### [Task details]
Gather up the lines with the word "this" in them.

---------- Dataset entries ----------

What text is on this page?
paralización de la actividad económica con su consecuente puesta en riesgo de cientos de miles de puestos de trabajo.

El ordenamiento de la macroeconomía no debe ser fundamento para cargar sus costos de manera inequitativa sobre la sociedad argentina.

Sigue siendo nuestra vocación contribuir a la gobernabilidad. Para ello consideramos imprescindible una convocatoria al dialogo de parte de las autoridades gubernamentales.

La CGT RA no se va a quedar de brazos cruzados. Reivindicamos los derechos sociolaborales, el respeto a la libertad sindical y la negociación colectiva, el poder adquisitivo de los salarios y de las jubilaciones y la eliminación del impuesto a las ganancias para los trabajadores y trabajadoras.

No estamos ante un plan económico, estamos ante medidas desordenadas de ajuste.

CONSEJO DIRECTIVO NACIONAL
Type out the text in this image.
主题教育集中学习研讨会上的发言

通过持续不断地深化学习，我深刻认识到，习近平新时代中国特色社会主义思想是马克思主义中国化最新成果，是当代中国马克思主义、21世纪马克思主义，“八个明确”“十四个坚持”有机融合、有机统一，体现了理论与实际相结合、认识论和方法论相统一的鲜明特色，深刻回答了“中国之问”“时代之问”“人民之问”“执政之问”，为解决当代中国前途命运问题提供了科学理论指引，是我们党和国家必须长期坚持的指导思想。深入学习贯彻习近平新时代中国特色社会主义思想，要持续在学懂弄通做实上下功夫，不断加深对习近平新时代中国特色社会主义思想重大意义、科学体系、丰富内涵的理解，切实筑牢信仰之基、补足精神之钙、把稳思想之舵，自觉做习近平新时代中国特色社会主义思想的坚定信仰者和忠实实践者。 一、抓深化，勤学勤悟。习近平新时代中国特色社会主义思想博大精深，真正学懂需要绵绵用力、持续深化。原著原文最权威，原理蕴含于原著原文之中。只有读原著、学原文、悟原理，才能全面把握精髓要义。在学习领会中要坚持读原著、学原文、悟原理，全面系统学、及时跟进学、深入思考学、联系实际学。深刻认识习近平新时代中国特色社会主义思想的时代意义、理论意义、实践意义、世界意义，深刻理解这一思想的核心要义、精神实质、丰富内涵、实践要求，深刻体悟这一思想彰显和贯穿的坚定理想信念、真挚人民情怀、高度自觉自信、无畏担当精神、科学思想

----------

### [Output of the task]
What text is on this page?
Type out the text in this image.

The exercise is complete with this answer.